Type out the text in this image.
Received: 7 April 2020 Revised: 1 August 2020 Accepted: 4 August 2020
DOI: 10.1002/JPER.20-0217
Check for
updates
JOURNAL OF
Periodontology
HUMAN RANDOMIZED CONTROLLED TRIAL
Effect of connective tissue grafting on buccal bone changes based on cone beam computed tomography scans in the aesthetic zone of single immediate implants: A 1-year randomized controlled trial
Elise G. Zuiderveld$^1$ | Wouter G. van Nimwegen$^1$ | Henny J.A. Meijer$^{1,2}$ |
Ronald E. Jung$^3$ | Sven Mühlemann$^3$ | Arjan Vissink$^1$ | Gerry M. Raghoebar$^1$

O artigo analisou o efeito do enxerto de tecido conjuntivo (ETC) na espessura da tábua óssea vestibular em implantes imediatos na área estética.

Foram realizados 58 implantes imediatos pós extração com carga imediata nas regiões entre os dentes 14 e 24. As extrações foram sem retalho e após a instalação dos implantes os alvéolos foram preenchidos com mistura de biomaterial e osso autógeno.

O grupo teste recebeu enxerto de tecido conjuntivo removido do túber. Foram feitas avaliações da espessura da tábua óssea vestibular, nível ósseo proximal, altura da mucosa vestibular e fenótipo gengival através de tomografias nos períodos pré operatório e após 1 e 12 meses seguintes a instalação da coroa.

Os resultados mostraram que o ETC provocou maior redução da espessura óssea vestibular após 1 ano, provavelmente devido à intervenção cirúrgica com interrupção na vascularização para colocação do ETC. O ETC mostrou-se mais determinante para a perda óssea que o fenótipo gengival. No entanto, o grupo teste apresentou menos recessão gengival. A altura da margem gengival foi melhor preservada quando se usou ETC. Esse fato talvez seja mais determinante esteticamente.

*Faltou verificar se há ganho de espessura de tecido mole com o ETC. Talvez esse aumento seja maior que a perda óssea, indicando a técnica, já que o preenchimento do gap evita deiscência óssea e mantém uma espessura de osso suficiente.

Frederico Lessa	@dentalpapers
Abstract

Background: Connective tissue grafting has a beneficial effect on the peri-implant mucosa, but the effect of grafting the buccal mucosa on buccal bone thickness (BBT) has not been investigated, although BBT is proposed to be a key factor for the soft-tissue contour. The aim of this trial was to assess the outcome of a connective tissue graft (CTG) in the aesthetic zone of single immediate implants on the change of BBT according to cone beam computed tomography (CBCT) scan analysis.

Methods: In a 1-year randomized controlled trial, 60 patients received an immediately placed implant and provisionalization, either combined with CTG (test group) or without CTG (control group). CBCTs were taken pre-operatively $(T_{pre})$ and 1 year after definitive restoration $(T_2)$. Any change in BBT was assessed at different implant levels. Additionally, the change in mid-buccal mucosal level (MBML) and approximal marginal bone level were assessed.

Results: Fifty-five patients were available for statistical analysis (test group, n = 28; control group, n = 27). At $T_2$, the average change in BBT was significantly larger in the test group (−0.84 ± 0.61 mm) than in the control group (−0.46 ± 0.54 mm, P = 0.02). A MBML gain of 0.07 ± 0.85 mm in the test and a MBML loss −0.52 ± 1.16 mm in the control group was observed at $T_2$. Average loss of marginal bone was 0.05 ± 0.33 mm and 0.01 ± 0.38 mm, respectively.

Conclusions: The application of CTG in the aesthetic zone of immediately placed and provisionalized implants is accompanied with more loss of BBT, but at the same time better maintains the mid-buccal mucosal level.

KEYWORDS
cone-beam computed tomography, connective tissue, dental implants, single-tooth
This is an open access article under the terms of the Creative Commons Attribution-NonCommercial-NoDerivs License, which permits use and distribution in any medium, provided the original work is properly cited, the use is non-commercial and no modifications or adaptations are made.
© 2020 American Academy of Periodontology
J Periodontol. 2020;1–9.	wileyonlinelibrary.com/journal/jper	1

Task →
Read the lines above. Gather those in which the string "Periodontology" is found.

Solution →
Periodontology
© 2020 American Academy of Periodontology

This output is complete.